→ **GIVEN INSTRUCTION**
Using the data below, tally the lines that include the string "xlabel". Only the number is wanted.

▼▼▼

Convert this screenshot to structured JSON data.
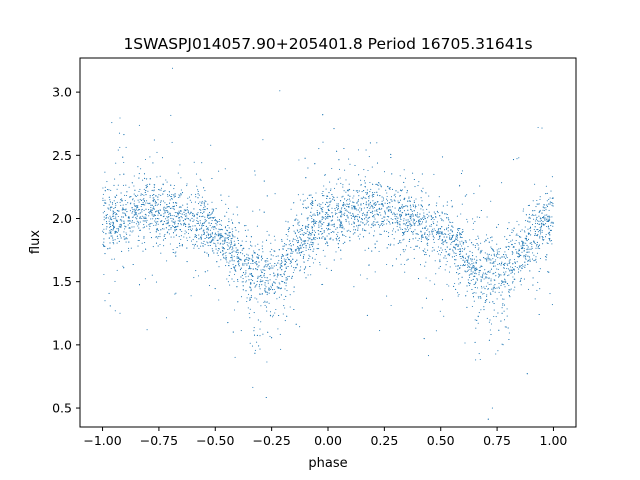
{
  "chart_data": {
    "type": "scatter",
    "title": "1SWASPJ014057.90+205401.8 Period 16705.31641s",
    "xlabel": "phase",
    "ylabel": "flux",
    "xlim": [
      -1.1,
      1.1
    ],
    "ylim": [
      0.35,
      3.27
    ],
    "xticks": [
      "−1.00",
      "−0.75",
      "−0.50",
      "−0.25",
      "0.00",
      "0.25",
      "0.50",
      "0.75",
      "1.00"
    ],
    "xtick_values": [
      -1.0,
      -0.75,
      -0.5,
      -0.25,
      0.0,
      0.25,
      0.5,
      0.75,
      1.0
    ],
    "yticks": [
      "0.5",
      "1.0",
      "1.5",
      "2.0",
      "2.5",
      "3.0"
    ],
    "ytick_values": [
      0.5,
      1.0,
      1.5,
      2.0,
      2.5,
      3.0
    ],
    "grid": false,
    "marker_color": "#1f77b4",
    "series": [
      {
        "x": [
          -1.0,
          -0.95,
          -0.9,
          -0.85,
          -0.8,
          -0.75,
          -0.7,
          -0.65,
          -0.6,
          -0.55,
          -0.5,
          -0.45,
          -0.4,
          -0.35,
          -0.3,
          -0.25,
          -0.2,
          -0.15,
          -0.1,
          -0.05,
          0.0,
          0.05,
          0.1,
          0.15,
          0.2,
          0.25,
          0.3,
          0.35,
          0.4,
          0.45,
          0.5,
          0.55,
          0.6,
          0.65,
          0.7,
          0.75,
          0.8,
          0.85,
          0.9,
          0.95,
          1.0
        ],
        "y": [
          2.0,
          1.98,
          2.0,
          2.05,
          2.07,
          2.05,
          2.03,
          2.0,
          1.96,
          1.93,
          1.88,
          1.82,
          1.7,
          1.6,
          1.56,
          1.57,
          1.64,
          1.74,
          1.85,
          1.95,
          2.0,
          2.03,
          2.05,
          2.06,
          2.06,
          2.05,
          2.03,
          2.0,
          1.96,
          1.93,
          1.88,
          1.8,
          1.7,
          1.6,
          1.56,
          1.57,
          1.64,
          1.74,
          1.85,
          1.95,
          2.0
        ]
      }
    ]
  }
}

▲▲▲
▼▼▼

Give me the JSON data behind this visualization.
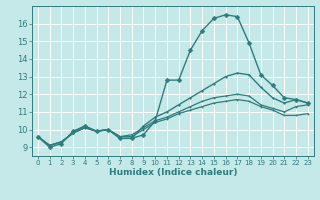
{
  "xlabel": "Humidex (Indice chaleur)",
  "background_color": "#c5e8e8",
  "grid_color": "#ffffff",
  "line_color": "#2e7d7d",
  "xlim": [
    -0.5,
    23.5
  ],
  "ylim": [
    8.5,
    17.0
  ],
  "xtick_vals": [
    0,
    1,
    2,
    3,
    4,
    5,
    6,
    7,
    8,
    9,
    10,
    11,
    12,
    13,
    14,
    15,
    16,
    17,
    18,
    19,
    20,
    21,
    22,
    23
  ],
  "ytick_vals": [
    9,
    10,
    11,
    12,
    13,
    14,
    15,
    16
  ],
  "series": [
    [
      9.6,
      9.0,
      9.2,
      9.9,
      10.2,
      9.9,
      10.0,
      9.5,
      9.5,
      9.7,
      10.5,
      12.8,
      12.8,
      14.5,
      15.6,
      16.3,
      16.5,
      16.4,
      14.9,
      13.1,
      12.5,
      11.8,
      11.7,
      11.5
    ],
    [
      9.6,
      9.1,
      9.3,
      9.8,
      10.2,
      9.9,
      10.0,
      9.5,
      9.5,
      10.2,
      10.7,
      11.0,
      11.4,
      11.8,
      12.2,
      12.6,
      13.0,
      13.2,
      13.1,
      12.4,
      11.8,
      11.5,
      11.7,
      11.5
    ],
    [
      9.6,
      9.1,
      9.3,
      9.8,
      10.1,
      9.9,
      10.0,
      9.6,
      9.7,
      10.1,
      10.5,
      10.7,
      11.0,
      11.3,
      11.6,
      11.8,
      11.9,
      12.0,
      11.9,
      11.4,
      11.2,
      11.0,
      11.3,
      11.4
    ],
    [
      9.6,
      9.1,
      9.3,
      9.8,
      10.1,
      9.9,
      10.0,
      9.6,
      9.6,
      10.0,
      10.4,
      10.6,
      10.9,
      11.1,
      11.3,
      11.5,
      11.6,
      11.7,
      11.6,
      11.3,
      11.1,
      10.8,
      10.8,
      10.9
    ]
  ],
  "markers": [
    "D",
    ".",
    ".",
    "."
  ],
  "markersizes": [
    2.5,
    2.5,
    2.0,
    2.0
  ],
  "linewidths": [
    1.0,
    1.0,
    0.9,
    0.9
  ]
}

▲▲▲

→ **RESPONSE**
2